## What to produce
Set down each record below precisely, skipping the pictures.

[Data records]
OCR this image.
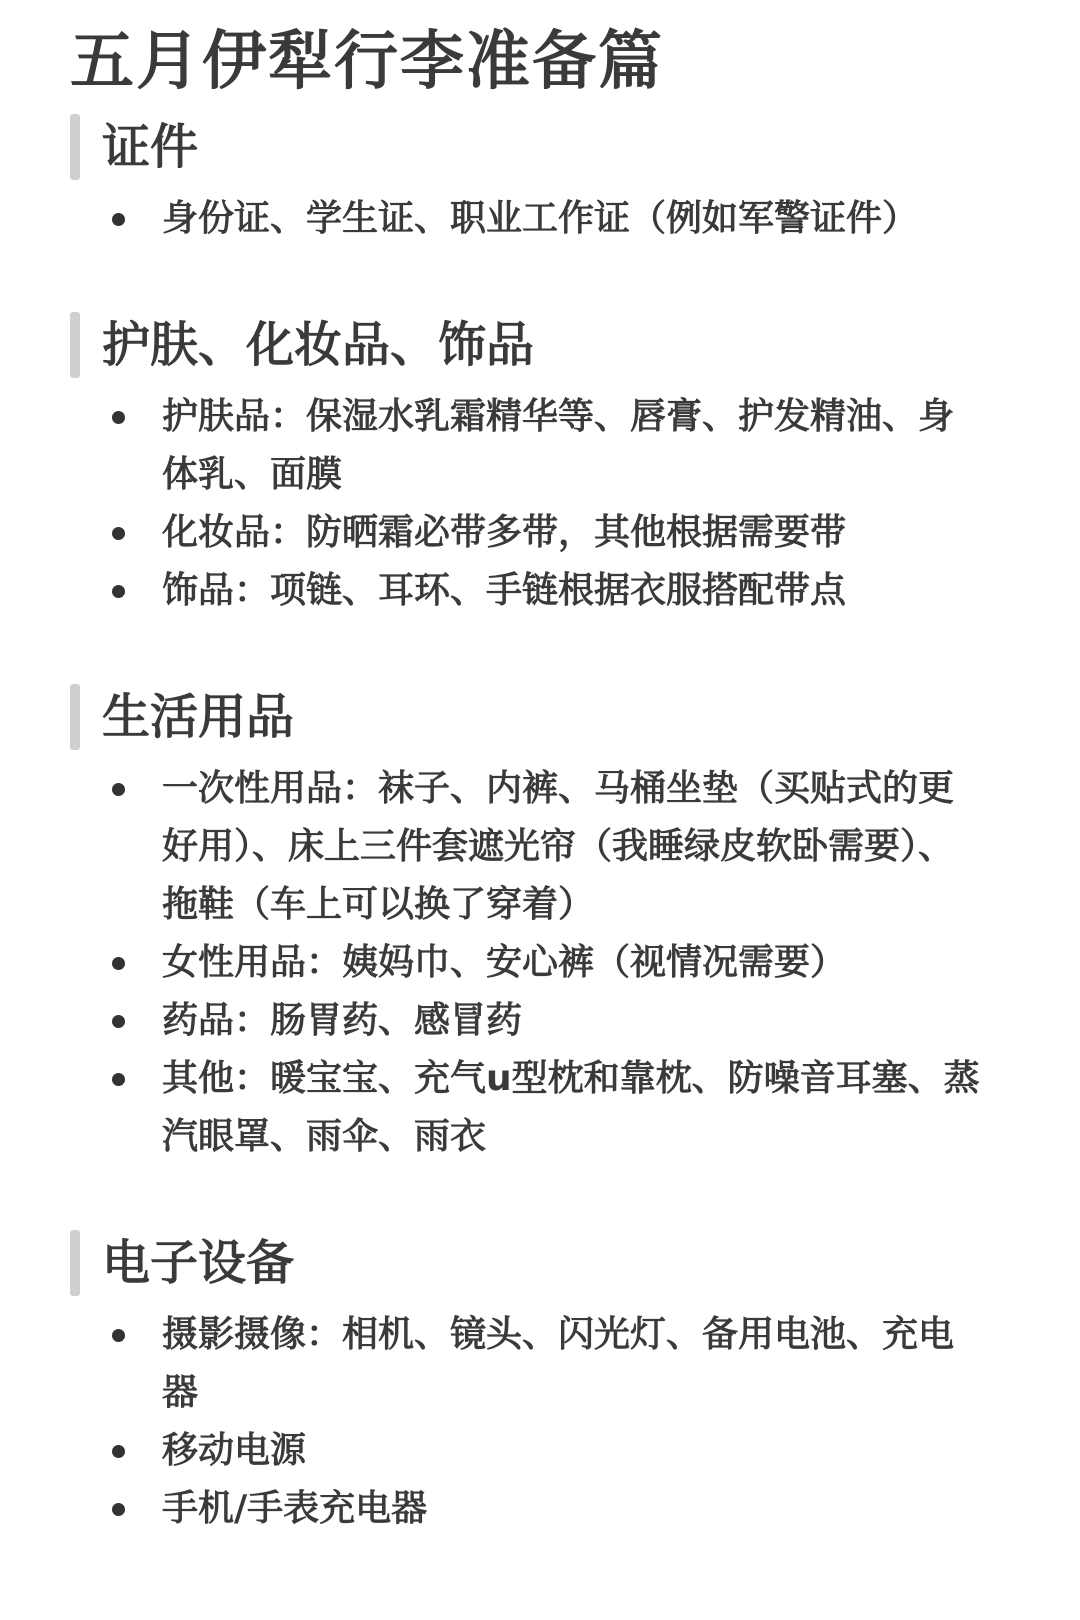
五月伊犁行李准备篇
证件
身份证、学生证、职业工作证（例如军警证件）
护肤、化妆品、饰品
护肤品：保湿水乳霜精华等、唇膏、护发精油、身体乳、面膜
化妆品：防晒霜必带多带，其他根据需要带
饰品：项链、耳环、手链根据衣服搭配带点
生活用品
一次性用品：袜子、内裤、马桶坐垫（买贴式的更好用）、床上三件套遮光帘（我睡绿皮软卧需要）、拖鞋（车上可以换了穿着）
女性用品：姨妈巾、安心裤（视情况需要）
药品：肠胃药、感冒药
其他：暖宝宝、充气u型枕和靠枕、防噪音耳塞、蒸汽眼罩、雨伞、雨衣
电子设备
摄影摄像：相机、镜头、闪光灯、备用电池、充电器
移动电源
手机/手表充电器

## The solution
OCR this image.
五月伊犁行李准备篇
证件
身份证、学生证、职业工作证（例如军警证件）
护肤、化妆品、饰品
护肤品：保湿水乳霜精华等、唇膏、护发精油、身体乳、面膜
化妆品：防晒霜必带多带，其他根据需要带
饰品：项链、耳环、手链根据衣服搭配带点
生活用品
一次性用品：袜子、内裤、马桶坐垫（买贴式的更好用）、床上三件套遮光帘（我睡绿皮软卧需要）、拖鞋（车上可以换了穿着）
女性用品：姨妈巾、安心裤（视情况需要）
药品：肠胃药、感冒药
其他：暖宝宝、充气u型枕和靠枕、防噪音耳塞、蒸汽眼罩、雨伞、雨衣
电子设备
摄影摄像：相机、镜头、闪光灯、备用电池、充电器
移动电源
手机/手表充电器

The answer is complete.